#### THE EXERCISE
Find the lines of data that contain the string "的点到原点的距离是", then list them.

= = = = =

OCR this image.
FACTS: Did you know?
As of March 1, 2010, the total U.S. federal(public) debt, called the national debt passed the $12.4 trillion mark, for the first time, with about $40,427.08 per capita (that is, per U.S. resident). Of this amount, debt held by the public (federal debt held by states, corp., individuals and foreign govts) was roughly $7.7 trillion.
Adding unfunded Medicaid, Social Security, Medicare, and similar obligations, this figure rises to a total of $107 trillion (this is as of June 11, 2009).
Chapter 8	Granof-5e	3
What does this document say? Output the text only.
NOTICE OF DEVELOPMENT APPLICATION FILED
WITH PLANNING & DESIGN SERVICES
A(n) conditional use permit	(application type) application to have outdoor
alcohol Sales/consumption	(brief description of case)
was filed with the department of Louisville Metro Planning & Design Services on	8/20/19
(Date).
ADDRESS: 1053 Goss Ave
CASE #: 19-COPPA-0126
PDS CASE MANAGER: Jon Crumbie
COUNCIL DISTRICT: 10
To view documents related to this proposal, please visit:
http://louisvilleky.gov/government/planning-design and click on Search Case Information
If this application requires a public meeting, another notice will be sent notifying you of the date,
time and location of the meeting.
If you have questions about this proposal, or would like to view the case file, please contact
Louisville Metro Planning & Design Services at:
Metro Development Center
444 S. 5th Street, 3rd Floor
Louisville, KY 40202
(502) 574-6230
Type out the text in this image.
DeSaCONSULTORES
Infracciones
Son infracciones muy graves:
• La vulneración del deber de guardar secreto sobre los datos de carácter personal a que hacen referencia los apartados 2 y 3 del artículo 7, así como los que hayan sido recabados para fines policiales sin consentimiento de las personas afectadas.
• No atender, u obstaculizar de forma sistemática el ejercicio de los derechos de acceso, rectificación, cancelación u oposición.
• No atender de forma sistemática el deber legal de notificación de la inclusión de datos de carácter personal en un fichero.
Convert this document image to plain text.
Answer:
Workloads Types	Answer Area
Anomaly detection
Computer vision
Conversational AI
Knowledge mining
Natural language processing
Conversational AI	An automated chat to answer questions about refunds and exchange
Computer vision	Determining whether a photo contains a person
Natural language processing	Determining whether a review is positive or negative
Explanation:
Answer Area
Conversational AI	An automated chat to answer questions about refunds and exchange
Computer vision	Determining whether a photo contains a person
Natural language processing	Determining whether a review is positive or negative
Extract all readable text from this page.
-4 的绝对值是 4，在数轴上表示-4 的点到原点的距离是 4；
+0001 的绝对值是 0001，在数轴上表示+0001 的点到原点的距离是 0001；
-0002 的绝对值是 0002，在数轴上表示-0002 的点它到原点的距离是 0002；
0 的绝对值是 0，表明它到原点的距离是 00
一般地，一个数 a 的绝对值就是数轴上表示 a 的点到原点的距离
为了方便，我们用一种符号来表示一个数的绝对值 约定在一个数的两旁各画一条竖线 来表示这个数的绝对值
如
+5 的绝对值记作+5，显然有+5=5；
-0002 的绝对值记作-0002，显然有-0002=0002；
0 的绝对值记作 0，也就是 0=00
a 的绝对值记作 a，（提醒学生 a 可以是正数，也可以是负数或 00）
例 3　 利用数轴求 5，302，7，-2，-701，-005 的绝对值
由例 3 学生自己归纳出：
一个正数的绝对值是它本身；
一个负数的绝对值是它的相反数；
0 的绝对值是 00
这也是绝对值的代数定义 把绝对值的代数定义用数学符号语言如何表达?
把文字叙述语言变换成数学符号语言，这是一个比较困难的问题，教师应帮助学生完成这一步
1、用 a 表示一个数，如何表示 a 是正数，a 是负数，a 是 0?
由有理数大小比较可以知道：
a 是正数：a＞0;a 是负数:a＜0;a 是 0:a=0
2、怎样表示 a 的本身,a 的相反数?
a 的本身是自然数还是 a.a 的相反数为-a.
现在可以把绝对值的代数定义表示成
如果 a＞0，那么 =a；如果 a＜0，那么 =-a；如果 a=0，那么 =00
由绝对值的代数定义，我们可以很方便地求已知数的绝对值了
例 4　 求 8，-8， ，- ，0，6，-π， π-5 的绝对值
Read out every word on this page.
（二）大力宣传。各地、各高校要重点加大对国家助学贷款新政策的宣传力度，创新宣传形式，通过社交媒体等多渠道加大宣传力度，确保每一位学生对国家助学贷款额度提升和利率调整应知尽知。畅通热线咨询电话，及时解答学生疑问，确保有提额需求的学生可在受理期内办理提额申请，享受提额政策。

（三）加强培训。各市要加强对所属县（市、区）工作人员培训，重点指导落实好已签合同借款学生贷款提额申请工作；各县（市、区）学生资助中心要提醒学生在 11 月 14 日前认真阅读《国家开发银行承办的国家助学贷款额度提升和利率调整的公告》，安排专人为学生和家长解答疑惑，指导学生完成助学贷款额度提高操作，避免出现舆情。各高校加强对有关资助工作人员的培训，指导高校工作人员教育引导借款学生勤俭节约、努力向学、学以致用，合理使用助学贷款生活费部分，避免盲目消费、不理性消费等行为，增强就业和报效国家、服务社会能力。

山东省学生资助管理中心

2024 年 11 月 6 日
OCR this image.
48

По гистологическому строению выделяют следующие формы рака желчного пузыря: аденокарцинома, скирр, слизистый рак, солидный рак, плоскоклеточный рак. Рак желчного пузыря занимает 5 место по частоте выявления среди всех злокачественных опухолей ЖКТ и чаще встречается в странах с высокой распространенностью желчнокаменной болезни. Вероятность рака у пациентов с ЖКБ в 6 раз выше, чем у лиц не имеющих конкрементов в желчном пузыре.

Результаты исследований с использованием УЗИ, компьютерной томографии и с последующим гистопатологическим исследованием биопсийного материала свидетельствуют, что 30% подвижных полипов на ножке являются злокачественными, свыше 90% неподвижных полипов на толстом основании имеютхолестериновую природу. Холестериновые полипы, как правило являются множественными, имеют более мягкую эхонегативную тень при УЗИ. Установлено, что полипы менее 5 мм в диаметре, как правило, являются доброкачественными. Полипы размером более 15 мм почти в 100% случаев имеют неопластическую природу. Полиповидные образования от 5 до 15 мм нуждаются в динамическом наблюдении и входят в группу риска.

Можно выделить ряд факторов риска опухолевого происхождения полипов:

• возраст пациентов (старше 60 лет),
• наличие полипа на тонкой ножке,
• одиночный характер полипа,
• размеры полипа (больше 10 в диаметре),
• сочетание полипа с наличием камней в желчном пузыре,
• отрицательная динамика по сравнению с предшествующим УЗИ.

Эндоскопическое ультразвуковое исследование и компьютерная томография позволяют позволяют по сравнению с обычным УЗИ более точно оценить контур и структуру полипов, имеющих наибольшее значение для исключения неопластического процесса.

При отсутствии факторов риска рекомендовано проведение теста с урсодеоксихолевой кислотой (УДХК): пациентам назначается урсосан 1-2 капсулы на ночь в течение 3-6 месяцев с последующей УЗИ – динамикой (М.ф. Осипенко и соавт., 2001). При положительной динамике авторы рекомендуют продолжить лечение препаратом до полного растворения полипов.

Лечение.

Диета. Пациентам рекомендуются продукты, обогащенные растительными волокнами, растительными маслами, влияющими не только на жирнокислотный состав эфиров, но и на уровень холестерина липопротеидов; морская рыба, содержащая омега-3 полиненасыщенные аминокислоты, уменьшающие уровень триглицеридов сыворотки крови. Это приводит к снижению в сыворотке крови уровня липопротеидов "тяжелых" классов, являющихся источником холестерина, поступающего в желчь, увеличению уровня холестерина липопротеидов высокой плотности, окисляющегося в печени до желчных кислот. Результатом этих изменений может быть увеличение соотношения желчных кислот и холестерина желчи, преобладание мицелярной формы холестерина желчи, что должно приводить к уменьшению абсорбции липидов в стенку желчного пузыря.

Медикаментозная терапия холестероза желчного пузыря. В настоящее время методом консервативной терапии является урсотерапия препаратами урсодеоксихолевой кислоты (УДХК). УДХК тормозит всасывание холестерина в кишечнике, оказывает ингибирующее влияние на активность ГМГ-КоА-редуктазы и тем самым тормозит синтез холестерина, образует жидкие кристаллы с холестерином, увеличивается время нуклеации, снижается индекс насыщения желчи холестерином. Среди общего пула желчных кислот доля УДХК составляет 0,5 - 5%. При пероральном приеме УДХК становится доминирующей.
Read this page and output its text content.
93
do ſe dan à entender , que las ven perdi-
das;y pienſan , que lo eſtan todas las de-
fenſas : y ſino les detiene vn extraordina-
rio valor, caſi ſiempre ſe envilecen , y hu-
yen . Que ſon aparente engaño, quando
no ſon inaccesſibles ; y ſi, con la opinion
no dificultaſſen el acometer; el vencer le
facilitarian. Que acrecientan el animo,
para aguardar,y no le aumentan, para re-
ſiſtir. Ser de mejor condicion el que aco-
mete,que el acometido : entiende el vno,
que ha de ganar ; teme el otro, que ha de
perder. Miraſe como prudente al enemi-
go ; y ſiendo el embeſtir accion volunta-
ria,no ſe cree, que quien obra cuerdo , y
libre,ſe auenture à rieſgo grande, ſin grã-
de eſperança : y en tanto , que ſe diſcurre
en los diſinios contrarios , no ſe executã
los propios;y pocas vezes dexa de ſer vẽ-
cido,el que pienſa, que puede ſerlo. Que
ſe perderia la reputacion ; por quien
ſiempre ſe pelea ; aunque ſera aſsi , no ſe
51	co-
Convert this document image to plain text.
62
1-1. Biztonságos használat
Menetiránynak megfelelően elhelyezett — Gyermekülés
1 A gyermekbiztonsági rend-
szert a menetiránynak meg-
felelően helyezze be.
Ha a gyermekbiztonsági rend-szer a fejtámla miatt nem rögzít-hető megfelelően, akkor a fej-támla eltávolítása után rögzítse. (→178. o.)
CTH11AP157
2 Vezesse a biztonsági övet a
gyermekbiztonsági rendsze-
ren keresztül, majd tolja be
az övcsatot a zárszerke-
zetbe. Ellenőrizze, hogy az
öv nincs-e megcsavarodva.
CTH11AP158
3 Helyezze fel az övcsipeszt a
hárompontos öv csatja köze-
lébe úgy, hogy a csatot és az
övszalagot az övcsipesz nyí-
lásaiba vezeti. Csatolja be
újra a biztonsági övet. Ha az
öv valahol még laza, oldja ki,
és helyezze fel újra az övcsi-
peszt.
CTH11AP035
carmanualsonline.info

= = = = =

#### TASK RESPONSE
-4 的绝对值是 4，在数轴上表示-4 的点到原点的距离是 4；
+0001 的绝对值是 0001，在数轴上表示+0001 的点到原点的距离是 0001；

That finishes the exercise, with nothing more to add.